* start *
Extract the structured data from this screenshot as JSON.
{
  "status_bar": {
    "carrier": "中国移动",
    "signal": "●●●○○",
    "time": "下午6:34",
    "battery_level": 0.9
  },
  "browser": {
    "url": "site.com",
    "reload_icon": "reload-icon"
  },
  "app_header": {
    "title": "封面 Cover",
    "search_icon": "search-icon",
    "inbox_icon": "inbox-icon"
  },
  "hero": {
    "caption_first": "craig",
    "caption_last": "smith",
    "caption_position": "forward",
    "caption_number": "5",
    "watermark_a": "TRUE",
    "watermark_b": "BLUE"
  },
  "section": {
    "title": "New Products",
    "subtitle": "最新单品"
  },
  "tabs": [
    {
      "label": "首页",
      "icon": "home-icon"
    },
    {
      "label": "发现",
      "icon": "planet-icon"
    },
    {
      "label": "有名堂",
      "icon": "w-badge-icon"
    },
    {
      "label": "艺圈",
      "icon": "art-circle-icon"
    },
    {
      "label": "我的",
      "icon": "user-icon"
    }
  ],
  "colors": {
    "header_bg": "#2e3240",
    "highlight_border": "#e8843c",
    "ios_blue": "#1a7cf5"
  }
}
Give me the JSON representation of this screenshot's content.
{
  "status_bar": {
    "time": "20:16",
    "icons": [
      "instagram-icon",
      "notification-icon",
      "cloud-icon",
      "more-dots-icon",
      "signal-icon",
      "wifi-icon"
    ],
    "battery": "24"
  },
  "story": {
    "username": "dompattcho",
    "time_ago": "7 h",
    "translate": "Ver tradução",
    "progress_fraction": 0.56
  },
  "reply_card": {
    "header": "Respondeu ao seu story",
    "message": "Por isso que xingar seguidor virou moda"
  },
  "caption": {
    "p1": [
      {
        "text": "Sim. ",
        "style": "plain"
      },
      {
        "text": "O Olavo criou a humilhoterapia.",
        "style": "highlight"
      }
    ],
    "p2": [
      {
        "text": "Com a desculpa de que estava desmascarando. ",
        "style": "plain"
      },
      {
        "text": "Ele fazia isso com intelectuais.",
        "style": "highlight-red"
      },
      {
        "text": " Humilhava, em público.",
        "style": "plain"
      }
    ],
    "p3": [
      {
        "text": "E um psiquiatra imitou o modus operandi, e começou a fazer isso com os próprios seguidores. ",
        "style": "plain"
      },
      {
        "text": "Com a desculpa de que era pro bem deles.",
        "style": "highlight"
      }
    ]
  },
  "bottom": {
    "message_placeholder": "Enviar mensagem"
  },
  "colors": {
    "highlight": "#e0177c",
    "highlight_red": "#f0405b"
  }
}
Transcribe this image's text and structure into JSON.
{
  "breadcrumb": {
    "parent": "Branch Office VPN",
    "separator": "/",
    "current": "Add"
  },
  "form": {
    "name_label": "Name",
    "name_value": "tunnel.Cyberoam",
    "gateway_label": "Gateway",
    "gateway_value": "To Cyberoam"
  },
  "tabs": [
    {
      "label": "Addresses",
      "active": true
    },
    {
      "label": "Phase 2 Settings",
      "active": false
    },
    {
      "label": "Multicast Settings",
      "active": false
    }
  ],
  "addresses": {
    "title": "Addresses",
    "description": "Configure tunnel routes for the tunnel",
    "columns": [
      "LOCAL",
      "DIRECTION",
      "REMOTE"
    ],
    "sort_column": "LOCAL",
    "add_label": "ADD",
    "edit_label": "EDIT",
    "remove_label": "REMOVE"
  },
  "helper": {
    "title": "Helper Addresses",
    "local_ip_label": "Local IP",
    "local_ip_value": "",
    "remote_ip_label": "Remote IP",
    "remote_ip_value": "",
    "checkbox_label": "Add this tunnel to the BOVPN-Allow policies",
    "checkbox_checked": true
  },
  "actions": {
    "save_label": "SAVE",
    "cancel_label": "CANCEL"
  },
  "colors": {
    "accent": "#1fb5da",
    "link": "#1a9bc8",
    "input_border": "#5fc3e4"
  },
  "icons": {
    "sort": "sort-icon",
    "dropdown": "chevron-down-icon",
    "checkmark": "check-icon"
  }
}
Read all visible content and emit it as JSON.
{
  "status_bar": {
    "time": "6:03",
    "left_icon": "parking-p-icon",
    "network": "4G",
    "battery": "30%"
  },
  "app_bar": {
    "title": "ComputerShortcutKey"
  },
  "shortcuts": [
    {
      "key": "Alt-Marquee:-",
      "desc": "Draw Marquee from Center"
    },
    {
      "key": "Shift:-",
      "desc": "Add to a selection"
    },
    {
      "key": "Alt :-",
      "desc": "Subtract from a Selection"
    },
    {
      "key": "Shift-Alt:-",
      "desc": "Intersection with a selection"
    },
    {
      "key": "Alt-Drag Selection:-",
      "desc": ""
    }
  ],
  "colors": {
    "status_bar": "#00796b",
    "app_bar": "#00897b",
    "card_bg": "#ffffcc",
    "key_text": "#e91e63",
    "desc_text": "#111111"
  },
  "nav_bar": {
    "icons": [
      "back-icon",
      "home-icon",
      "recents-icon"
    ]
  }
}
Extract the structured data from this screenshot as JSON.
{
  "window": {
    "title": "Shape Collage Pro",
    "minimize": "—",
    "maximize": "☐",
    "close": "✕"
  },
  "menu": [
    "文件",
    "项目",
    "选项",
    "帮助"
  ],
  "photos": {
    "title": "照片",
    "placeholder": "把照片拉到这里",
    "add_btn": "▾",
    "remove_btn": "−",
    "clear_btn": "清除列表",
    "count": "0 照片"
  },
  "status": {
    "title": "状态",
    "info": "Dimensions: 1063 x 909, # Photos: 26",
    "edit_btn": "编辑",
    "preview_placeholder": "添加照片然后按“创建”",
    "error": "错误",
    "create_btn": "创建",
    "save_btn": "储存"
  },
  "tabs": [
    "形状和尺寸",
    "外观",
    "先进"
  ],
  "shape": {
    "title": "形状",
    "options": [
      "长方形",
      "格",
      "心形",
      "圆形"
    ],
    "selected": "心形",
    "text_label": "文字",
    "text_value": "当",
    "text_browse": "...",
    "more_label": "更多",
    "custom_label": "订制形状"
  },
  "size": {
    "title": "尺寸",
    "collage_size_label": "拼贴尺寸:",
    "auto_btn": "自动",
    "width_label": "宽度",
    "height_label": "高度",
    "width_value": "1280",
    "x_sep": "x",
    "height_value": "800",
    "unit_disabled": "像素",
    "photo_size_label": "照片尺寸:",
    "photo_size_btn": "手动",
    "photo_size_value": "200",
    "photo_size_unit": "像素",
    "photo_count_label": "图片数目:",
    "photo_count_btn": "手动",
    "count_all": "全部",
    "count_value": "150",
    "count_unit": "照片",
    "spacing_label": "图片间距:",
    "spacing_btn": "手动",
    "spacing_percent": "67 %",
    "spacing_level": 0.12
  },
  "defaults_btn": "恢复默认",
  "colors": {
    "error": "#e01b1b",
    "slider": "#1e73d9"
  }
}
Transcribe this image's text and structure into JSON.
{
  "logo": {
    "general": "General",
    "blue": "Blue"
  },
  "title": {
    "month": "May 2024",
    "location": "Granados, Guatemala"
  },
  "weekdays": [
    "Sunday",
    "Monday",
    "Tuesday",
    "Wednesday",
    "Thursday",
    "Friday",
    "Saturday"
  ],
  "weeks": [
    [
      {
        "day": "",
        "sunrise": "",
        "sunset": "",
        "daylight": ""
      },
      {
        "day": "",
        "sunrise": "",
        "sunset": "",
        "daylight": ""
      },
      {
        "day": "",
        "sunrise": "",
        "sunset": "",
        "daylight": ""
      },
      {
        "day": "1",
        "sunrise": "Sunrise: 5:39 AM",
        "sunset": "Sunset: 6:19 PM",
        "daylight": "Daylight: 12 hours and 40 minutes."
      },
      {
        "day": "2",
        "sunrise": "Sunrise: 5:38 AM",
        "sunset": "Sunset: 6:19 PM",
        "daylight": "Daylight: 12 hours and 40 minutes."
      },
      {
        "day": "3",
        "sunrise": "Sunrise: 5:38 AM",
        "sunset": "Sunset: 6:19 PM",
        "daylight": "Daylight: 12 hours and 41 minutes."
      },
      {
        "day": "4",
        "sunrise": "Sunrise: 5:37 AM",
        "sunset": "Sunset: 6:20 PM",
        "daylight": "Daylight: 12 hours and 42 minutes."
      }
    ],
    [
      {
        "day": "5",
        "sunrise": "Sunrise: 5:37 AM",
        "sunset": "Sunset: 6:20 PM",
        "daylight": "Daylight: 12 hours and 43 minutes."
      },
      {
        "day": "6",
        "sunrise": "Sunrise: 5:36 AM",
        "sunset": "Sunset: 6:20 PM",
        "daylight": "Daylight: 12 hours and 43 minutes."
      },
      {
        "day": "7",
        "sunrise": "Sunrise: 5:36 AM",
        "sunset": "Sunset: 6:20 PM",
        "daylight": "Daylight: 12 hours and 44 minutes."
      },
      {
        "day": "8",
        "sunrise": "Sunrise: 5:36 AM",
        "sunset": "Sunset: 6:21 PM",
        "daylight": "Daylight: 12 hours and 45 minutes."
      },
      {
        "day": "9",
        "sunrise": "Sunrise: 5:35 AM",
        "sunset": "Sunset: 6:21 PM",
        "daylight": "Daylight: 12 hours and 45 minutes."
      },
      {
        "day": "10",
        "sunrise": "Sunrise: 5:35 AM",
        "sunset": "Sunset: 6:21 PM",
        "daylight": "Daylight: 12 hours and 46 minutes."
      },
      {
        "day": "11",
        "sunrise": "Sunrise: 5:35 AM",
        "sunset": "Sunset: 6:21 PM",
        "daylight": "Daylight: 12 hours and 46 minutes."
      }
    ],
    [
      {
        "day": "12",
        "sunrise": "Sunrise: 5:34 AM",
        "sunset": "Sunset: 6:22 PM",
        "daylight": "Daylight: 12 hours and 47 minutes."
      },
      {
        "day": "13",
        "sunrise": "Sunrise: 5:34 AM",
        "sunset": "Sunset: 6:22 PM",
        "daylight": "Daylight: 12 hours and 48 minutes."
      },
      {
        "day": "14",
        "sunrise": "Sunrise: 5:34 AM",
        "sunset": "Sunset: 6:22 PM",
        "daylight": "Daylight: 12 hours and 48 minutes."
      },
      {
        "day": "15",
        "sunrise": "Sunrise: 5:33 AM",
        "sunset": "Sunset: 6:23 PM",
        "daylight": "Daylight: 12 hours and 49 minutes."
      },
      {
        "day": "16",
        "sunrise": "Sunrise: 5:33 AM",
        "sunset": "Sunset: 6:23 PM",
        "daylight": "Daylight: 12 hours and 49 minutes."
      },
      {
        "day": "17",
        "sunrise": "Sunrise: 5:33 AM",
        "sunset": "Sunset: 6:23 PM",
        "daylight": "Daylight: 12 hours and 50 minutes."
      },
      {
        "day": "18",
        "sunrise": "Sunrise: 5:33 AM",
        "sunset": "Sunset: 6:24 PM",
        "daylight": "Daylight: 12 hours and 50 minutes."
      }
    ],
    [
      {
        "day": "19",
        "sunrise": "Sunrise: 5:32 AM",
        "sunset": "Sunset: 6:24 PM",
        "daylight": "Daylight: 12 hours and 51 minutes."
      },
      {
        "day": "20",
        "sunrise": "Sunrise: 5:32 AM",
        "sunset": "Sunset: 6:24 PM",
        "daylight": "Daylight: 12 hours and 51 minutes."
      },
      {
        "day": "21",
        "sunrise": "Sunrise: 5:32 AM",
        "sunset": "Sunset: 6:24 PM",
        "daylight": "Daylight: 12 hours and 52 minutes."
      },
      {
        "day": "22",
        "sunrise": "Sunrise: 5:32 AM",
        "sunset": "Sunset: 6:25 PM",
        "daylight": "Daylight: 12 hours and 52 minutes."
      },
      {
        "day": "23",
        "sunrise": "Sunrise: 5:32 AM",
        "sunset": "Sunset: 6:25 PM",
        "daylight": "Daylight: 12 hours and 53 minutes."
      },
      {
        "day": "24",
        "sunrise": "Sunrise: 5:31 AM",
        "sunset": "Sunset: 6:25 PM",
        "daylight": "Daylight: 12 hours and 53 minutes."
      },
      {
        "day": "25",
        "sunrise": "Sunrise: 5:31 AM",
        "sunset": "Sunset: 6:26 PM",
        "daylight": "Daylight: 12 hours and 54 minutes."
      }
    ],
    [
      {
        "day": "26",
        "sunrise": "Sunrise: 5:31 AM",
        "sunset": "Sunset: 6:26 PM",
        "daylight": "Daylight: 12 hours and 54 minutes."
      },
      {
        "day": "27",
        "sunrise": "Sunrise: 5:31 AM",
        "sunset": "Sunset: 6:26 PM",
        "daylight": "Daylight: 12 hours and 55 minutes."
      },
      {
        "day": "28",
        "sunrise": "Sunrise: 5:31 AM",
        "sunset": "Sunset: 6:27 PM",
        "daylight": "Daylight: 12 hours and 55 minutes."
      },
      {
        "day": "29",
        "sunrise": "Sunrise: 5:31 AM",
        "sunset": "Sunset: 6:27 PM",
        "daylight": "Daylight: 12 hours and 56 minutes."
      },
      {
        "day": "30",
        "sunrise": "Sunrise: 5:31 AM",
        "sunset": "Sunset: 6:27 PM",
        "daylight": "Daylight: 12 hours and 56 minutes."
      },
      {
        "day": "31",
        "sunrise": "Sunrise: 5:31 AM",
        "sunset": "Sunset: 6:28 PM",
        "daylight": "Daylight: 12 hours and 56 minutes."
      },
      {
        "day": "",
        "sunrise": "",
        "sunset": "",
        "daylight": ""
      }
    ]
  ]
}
* end *
▸ **What is asked**:
Report back each line of the entries that holds the string "from".

▸ **Exercise solution**:
Extract the structured data from this screenshot as JSON.
      "desc": "Draw Marquee from Center"
      "desc": "Subtract from a Selection"
Extract the structured data from this screenshot as JSON.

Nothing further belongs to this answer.